— Direction —
Set down all of the data that follows word for word, without the images.

— Task input —

-------------------------

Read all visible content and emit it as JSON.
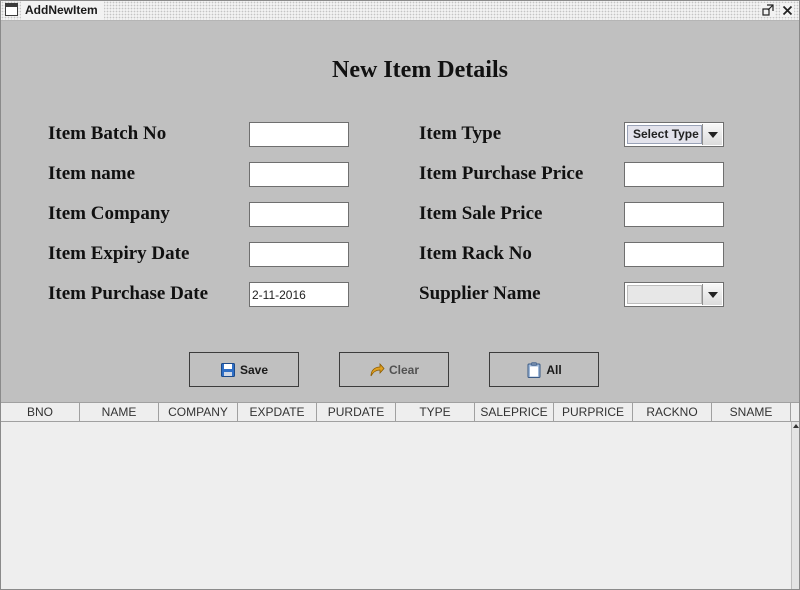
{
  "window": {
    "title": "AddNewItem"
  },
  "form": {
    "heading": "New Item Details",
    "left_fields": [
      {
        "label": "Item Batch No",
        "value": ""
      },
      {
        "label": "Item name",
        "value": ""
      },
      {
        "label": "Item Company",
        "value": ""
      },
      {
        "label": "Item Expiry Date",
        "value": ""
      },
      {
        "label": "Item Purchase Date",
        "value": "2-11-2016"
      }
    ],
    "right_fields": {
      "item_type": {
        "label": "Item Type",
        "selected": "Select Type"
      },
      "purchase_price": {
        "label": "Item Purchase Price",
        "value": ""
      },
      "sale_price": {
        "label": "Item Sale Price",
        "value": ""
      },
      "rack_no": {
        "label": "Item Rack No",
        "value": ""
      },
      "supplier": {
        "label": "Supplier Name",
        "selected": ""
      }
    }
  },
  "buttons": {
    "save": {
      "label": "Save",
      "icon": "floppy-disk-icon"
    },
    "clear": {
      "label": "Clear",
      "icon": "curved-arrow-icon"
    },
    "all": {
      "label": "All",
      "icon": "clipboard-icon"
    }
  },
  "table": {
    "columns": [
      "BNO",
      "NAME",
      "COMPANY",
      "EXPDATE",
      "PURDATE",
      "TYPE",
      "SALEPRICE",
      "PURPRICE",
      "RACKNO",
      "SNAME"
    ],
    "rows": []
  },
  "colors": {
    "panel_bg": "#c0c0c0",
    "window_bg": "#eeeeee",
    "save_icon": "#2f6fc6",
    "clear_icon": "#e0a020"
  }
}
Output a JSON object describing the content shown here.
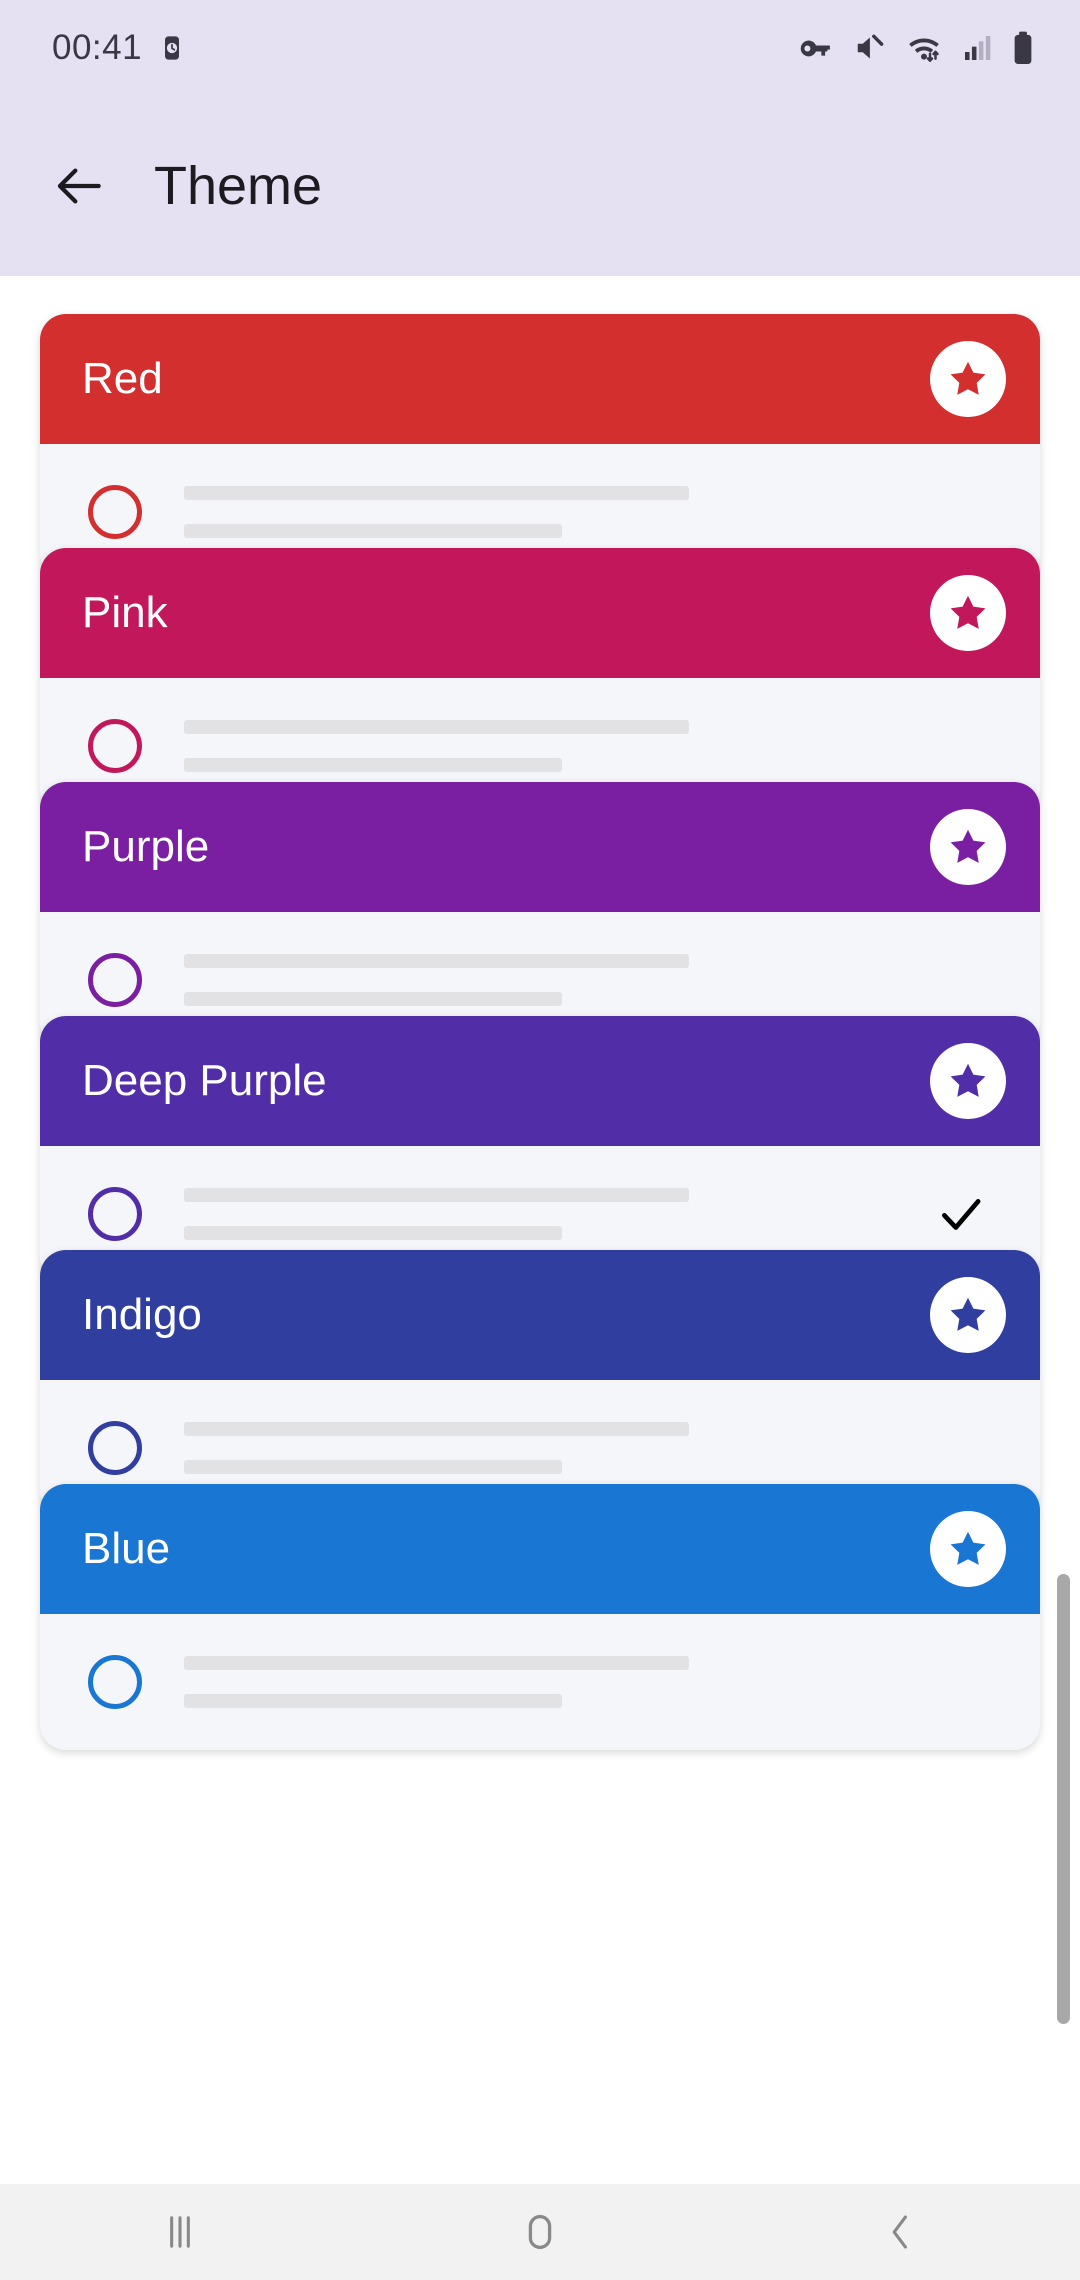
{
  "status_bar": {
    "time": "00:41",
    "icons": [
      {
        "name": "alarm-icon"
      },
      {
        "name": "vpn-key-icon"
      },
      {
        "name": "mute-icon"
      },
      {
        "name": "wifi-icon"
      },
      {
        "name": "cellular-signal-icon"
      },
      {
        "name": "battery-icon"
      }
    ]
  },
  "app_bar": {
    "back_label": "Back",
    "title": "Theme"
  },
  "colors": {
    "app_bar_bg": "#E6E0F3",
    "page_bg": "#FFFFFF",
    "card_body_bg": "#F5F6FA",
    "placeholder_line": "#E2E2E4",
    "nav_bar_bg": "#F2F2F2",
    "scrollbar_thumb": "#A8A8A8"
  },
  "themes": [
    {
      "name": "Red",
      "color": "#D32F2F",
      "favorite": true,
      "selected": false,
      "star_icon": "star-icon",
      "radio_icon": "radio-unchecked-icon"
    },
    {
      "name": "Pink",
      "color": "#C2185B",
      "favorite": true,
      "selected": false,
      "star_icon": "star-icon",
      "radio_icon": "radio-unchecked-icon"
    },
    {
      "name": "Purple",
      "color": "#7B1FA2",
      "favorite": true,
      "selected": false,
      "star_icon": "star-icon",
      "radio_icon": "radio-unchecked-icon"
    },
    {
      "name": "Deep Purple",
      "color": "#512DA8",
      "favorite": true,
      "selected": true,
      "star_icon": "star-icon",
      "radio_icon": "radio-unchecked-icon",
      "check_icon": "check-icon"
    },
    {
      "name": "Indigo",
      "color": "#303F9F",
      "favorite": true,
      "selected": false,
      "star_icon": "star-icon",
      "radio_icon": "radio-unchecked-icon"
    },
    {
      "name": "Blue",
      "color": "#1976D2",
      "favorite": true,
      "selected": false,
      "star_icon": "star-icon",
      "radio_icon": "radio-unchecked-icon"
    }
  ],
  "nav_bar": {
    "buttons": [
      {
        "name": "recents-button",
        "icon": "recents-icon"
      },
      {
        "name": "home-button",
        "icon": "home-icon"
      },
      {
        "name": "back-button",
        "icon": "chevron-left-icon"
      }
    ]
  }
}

-------------------------

— Worked solution —
Read all visible content and emit it as JSON.
{
  "window": {
    "title": "AddNewItem"
  },
  "form": {
    "heading": "New Item Details",
    "left_fields": [
      {
        "label": "Item Batch No",
        "value": ""
      },
      {
        "label": "Item name",
        "value": ""
      },
      {
        "label": "Item Company",
        "value": ""
      },
      {
        "label": "Item Expiry Date",
        "value": ""
      },
      {
        "label": "Item Purchase Date",
        "value": "2-11-2016"
      }
    ],
    "right_fields": {
      "item_type": {
        "label": "Item Type",
        "selected": "Select Type"
      },
      "purchase_price": {
        "label": "Item Purchase Price",
        "value": ""
      },
      "sale_price": {
        "label": "Item Sale Price",
        "value": ""
      },
      "rack_no": {
        "label": "Item Rack No",
        "value": ""
      },
      "supplier": {
        "label": "Supplier Name",
        "selected": ""
      }
    }
  },
  "buttons": {
    "save": {
      "label": "Save",
      "icon": "floppy-disk-icon"
    },
    "clear": {
      "label": "Clear",
      "icon": "curved-arrow-icon"
    },
    "all": {
      "label": "All",
      "icon": "clipboard-icon"
    }
  },
  "table": {
    "columns": [
      "BNO",
      "NAME",
      "COMPANY",
      "EXPDATE",
      "PURDATE",
      "TYPE",
      "SALEPRICE",
      "PURPRICE",
      "RACKNO",
      "SNAME"
    ],
    "rows": []
  },
  "colors": {
    "panel_bg": "#c0c0c0",
    "window_bg": "#eeeeee",
    "save_icon": "#2f6fc6",
    "clear_icon": "#e0a020"
  }
}
Output a JSON object describing the content shown here.
{
  "status_bar": {
    "time": "00:41",
    "icons": [
      {
        "name": "alarm-icon"
      },
      {
        "name": "vpn-key-icon"
      },
      {
        "name": "mute-icon"
      },
      {
        "name": "wifi-icon"
      },
      {
        "name": "cellular-signal-icon"
      },
      {
        "name": "battery-icon"
      }
    ]
  },
  "app_bar": {
    "back_label": "Back",
    "title": "Theme"
  },
  "colors": {
    "app_bar_bg": "#E6E0F3",
    "page_bg": "#FFFFFF",
    "card_body_bg": "#F5F6FA",
    "placeholder_line": "#E2E2E4",
    "nav_bar_bg": "#F2F2F2",
    "scrollbar_thumb": "#A8A8A8"
  },
  "themes": [
    {
      "name": "Red",
      "color": "#D32F2F",
      "favorite": true,
      "selected": false,
      "star_icon": "star-icon",
      "radio_icon": "radio-unchecked-icon"
    },
    {
      "name": "Pink",
      "color": "#C2185B",
      "favorite": true,
      "selected": false,
      "star_icon": "star-icon",
      "radio_icon": "radio-unchecked-icon"
    },
    {
      "name": "Purple",
      "color": "#7B1FA2",
      "favorite": true,
      "selected": false,
      "star_icon": "star-icon",
      "radio_icon": "radio-unchecked-icon"
    },
    {
      "name": "Deep Purple",
      "color": "#512DA8",
      "favorite": true,
      "selected": true,
      "star_icon": "star-icon",
      "radio_icon": "radio-unchecked-icon",
      "check_icon": "check-icon"
    },
    {
      "name": "Indigo",
      "color": "#303F9F",
      "favorite": true,
      "selected": false,
      "star_icon": "star-icon",
      "radio_icon": "radio-unchecked-icon"
    },
    {
      "name": "Blue",
      "color": "#1976D2",
      "favorite": true,
      "selected": false,
      "star_icon": "star-icon",
      "radio_icon": "radio-unchecked-icon"
    }
  ],
  "nav_bar": {
    "buttons": [
      {
        "name": "recents-button",
        "icon": "recents-icon"
      },
      {
        "name": "home-button",
        "icon": "home-icon"
      },
      {
        "name": "back-button",
        "icon": "chevron-left-icon"
      }
    ]
  }
}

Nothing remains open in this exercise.